## Data provided
————

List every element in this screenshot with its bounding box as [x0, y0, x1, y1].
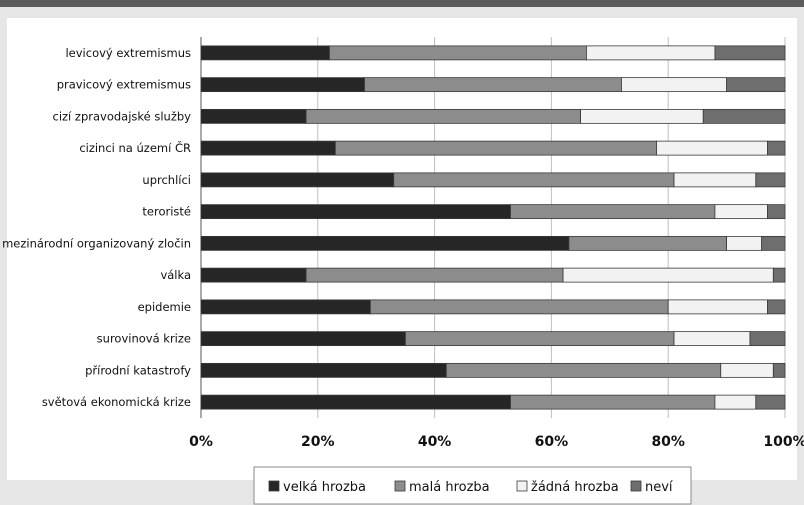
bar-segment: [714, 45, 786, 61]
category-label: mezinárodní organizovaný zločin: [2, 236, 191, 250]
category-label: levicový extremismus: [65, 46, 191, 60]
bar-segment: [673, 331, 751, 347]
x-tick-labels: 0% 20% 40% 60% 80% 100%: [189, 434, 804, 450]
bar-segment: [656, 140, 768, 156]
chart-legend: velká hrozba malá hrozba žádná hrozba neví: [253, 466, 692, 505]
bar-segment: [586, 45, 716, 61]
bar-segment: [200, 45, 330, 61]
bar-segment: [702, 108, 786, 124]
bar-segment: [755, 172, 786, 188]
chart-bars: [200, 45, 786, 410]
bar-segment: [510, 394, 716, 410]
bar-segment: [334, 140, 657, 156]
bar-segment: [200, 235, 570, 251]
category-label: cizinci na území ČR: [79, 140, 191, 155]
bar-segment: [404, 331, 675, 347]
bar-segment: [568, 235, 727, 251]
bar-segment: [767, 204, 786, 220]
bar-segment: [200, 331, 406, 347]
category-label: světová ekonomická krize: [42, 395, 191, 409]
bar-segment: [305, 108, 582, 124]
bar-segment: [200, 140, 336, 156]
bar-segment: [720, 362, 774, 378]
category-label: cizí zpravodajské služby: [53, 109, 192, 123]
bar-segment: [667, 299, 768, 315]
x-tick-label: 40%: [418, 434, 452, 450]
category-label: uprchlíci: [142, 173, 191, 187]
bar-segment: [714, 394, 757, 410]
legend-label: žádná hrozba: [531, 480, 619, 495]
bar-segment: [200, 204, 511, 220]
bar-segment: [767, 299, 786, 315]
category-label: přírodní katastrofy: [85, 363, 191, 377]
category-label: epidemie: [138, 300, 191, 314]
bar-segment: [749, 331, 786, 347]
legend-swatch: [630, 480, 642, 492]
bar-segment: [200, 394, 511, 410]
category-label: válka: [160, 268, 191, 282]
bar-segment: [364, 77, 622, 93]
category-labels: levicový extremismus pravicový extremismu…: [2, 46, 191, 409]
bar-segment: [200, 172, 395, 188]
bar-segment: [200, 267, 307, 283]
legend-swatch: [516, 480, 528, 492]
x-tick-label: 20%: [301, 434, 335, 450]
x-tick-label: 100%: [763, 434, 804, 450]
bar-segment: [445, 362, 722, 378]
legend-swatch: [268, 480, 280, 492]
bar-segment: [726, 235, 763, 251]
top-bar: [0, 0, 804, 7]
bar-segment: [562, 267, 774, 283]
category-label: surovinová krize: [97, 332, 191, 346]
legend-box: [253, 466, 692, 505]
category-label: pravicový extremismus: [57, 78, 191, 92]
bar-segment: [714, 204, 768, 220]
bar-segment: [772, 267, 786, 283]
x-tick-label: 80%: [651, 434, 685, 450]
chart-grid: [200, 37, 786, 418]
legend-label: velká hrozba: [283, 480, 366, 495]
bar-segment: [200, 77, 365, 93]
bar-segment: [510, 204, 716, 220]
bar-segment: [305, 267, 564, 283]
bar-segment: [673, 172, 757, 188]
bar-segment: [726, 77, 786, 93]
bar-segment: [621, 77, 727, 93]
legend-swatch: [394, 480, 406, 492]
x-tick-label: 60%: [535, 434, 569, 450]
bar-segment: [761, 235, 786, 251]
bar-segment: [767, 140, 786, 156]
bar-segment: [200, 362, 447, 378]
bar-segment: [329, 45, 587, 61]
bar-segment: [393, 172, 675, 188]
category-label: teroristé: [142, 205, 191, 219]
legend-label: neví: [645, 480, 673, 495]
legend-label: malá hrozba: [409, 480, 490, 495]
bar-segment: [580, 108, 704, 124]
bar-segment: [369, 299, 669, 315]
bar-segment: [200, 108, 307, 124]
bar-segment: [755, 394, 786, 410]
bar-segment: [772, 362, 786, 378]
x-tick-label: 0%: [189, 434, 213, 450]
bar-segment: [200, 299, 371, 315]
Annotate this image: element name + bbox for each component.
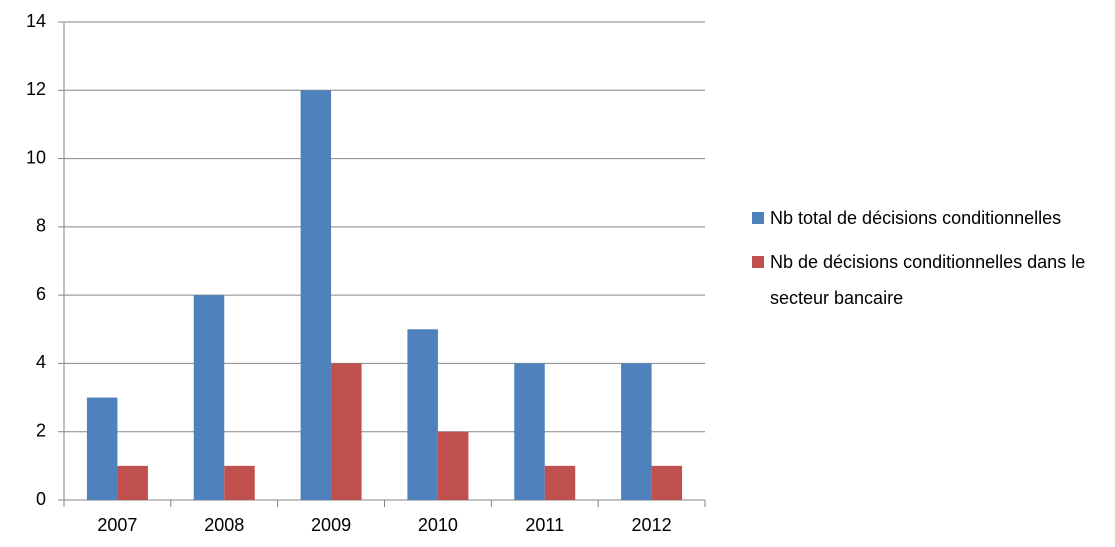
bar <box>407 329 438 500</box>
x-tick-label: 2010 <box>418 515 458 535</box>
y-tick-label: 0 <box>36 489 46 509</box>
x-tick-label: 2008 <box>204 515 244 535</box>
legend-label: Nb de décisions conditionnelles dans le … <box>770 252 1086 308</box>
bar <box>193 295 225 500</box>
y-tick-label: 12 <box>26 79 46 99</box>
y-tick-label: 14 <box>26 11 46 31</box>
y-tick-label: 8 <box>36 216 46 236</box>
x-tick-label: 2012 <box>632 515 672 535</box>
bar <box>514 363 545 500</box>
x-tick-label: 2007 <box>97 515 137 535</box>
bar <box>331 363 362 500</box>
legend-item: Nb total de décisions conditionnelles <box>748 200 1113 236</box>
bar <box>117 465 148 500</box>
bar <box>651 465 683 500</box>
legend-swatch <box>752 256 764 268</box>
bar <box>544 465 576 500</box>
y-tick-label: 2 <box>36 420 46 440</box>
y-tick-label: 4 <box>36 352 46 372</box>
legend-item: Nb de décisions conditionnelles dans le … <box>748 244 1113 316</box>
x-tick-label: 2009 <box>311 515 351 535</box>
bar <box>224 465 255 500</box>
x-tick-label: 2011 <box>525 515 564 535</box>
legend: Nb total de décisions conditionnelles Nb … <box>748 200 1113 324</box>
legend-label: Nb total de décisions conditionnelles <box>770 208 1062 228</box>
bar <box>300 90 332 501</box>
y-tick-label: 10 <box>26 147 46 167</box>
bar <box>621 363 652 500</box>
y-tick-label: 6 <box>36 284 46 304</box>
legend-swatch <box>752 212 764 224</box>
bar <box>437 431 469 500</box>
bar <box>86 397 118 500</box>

————

## Set exercise
Reproduce the material above with every instance of "legend-swatch" changed to "legend-marker" and nothing else altered. Omit the pictures from your answer.

## Solution
List every element in this screenshot with its bounding box as [x0, y0, x1, y1].
bar-segment: [714, 45, 786, 61]
category-label: mezinárodní organizovaný zločin: [2, 236, 191, 250]
category-label: levicový extremismus: [65, 46, 191, 60]
bar-segment: [673, 331, 751, 347]
x-tick-labels: 0% 20% 40% 60% 80% 100%: [189, 434, 804, 450]
bar-segment: [656, 140, 768, 156]
chart-legend: velká hrozba malá hrozba žádná hrozba neví: [253, 466, 692, 505]
bar-segment: [586, 45, 716, 61]
bar-segment: [200, 45, 330, 61]
bar-segment: [702, 108, 786, 124]
bar-segment: [755, 172, 786, 188]
chart-bars: [200, 45, 786, 410]
bar-segment: [510, 394, 716, 410]
bar-segment: [334, 140, 657, 156]
bar-segment: [200, 235, 570, 251]
category-label: cizinci na území ČR: [79, 140, 191, 155]
bar-segment: [404, 331, 675, 347]
bar-segment: [568, 235, 727, 251]
bar-segment: [767, 204, 786, 220]
bar-segment: [200, 331, 406, 347]
category-label: světová ekonomická krize: [42, 395, 191, 409]
bar-segment: [305, 108, 582, 124]
bar-segment: [200, 140, 336, 156]
bar-segment: [720, 362, 774, 378]
category-label: cizí zpravodajské služby: [53, 109, 192, 123]
bar-segment: [667, 299, 768, 315]
x-tick-label: 40%: [418, 434, 452, 450]
category-label: uprchlíci: [142, 173, 191, 187]
bar-segment: [714, 394, 757, 410]
legend-label: žádná hrozba: [531, 480, 619, 495]
bar-segment: [200, 204, 511, 220]
bar-segment: [767, 299, 786, 315]
category-label: přírodní katastrofy: [85, 363, 191, 377]
category-label: epidemie: [138, 300, 191, 314]
bar-segment: [749, 331, 786, 347]
legend-marker: [630, 480, 642, 492]
bar-segment: [200, 394, 511, 410]
category-label: válka: [160, 268, 191, 282]
bar-segment: [364, 77, 622, 93]
category-labels: levicový extremismus pravicový extremismu…: [2, 46, 191, 409]
bar-segment: [200, 172, 395, 188]
bar-segment: [200, 267, 307, 283]
legend-marker: [516, 480, 528, 492]
x-tick-label: 20%: [301, 434, 335, 450]
x-tick-label: 100%: [763, 434, 804, 450]
bar-segment: [445, 362, 722, 378]
legend-marker: [268, 480, 280, 492]
bar-segment: [726, 235, 763, 251]
top-bar: [0, 0, 804, 7]
bar-segment: [562, 267, 774, 283]
category-label: surovinová krize: [97, 332, 191, 346]
legend-box: [253, 466, 692, 505]
category-label: pravicový extremismus: [57, 78, 191, 92]
bar-segment: [714, 204, 768, 220]
bar-segment: [772, 267, 786, 283]
x-tick-label: 80%: [651, 434, 685, 450]
chart-grid: [200, 37, 786, 418]
legend-label: velká hrozba: [283, 480, 366, 495]
bar-segment: [200, 77, 365, 93]
bar-segment: [510, 204, 716, 220]
bar-segment: [305, 267, 564, 283]
bar-segment: [673, 172, 757, 188]
bar-segment: [726, 77, 786, 93]
bar-segment: [621, 77, 727, 93]
legend-marker: [394, 480, 406, 492]
x-tick-label: 60%: [535, 434, 569, 450]
bar-segment: [761, 235, 786, 251]
bar-segment: [767, 140, 786, 156]
bar-segment: [200, 362, 447, 378]
bar-segment: [329, 45, 587, 61]
bar-segment: [393, 172, 675, 188]
category-label: teroristé: [142, 205, 191, 219]
legend-label: neví: [645, 480, 673, 495]
legend-label: malá hrozba: [409, 480, 490, 495]
bar-segment: [580, 108, 704, 124]
bar-segment: [369, 299, 669, 315]
bar-segment: [200, 108, 307, 124]
bar-segment: [755, 394, 786, 410]
bar-segment: [772, 362, 786, 378]
x-tick-label: 0%: [189, 434, 213, 450]
bar-segment: [200, 299, 371, 315]
Annotate this image: element name + bbox for each component.
bar <box>407 329 438 500</box>
x-tick-label: 2010 <box>418 515 458 535</box>
y-tick-label: 0 <box>36 489 46 509</box>
x-tick-label: 2008 <box>204 515 244 535</box>
legend-label: Nb de décisions conditionnelles dans le … <box>770 252 1086 308</box>
bar <box>193 295 225 500</box>
y-tick-label: 12 <box>26 79 46 99</box>
y-tick-label: 14 <box>26 11 46 31</box>
y-tick-label: 8 <box>36 216 46 236</box>
x-tick-label: 2012 <box>632 515 672 535</box>
bar <box>514 363 545 500</box>
x-tick-label: 2007 <box>97 515 137 535</box>
bar <box>331 363 362 500</box>
legend-item: Nb total de décisions conditionnelles <box>748 200 1113 236</box>
bar <box>117 465 148 500</box>
bar <box>651 465 683 500</box>
legend-marker <box>752 256 764 268</box>
bar <box>544 465 576 500</box>
y-tick-label: 2 <box>36 420 46 440</box>
y-tick-label: 4 <box>36 352 46 372</box>
legend-item: Nb de décisions conditionnelles dans le … <box>748 244 1113 316</box>
x-tick-label: 2009 <box>311 515 351 535</box>
bar <box>224 465 255 500</box>
x-tick-label: 2011 <box>525 515 564 535</box>
legend: Nb total de décisions conditionnelles Nb … <box>748 200 1113 324</box>
legend-label: Nb total de décisions conditionnelles <box>770 208 1062 228</box>
bar <box>300 90 332 501</box>
y-tick-label: 10 <box>26 147 46 167</box>
bar <box>621 363 652 500</box>
y-tick-label: 6 <box>36 284 46 304</box>
legend-marker <box>752 212 764 224</box>
bar <box>437 431 469 500</box>
bar <box>86 397 118 500</box>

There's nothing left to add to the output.